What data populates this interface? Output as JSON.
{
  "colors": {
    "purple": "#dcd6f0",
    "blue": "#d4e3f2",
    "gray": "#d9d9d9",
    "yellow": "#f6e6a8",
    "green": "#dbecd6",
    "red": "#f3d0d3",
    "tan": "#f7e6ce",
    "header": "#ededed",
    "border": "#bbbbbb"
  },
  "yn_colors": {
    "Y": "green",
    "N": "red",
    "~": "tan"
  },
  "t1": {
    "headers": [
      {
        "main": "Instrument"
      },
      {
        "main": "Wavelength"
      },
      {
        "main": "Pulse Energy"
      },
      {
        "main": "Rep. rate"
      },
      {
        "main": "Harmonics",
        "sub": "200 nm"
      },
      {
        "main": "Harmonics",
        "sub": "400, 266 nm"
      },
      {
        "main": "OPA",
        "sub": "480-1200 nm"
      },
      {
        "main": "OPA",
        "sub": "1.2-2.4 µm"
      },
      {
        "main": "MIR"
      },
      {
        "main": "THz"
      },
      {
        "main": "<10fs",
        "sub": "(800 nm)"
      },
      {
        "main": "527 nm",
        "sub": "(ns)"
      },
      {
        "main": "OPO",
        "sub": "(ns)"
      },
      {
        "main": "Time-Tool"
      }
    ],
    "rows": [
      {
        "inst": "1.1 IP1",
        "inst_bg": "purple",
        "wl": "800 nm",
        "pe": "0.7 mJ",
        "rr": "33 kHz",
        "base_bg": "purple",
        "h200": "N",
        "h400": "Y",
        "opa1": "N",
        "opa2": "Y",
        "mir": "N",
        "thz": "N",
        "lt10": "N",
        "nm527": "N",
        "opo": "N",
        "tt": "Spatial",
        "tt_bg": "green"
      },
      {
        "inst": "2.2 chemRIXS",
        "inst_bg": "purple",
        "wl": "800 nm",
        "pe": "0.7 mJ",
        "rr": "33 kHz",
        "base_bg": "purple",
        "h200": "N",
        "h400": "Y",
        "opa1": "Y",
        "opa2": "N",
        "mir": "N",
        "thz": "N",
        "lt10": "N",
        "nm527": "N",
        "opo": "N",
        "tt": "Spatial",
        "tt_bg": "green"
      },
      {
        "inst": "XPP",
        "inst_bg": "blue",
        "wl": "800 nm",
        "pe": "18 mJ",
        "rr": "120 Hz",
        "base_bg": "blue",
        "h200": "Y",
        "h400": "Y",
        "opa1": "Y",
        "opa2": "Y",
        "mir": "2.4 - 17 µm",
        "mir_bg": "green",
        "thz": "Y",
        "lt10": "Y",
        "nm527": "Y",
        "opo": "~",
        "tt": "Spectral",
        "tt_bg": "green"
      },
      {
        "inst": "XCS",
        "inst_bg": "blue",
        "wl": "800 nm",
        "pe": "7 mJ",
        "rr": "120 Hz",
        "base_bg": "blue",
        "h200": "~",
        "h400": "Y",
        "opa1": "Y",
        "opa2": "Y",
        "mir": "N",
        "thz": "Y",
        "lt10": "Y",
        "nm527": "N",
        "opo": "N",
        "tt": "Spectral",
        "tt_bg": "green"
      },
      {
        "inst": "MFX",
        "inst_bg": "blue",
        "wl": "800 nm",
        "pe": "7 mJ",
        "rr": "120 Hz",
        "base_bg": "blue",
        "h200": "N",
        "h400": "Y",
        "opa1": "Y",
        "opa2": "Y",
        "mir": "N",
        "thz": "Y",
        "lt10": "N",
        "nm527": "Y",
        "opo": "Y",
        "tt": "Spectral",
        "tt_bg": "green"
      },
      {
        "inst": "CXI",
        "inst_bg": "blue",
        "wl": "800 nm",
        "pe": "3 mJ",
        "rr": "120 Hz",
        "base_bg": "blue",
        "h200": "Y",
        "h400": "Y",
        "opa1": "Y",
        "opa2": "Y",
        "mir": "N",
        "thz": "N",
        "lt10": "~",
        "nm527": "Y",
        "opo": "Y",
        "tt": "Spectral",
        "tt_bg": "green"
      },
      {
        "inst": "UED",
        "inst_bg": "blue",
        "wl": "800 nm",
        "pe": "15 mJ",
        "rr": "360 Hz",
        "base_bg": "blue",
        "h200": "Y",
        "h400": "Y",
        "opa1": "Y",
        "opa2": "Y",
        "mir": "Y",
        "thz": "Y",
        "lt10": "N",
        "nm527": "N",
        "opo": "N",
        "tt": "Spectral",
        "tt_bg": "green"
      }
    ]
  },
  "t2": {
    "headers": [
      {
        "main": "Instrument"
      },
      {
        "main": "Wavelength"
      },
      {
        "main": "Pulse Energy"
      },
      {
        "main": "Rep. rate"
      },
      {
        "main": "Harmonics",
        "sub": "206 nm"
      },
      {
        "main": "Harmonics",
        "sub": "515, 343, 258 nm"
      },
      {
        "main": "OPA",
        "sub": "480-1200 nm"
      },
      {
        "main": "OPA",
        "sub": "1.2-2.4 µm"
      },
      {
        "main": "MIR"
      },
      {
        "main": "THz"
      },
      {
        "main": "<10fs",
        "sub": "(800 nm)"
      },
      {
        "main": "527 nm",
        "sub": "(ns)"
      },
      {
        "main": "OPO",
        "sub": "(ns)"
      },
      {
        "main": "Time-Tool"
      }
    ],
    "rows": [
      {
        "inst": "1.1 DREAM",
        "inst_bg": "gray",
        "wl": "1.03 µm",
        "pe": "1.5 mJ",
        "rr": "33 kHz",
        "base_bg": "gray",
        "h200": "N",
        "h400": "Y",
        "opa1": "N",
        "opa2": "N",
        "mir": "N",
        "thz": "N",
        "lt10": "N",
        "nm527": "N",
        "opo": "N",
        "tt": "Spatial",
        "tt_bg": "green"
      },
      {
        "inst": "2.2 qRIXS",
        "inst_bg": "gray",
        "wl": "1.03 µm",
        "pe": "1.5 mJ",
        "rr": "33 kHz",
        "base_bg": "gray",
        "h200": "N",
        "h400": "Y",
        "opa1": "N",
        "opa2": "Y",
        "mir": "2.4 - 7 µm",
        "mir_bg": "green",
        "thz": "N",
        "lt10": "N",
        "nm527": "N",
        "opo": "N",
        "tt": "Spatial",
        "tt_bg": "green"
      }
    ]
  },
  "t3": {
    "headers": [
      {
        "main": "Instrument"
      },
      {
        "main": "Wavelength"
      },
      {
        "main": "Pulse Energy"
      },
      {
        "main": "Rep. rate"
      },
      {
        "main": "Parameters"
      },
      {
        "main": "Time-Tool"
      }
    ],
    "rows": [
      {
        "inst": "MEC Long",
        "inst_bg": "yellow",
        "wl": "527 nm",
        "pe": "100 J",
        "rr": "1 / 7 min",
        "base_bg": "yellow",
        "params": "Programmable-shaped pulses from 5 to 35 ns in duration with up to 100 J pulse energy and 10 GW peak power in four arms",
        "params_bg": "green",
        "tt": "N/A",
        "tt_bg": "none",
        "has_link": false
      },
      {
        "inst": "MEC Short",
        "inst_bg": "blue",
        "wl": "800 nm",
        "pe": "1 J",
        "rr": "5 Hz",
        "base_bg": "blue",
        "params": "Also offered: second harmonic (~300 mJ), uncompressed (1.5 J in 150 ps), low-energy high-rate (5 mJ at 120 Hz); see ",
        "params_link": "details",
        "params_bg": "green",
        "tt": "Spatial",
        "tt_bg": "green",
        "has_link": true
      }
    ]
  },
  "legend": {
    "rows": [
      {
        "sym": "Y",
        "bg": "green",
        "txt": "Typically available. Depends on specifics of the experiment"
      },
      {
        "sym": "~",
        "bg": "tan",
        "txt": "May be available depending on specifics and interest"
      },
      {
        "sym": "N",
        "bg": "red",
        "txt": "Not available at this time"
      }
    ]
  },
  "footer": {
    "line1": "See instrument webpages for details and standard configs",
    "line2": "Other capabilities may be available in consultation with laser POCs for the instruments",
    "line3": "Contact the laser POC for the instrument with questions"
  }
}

# STATED GOAL:
Gather each line of the listing that holds the string "available".

# PROBLEM SOLUTION:
        "txt": "Typically available. Depends on specifics of the experiment"
        "txt": "May be available depending on specifics and interest"
        "txt": "Not available at this time"
    "line2": "Other capabilities may be available in consultation with laser POCs for the instruments",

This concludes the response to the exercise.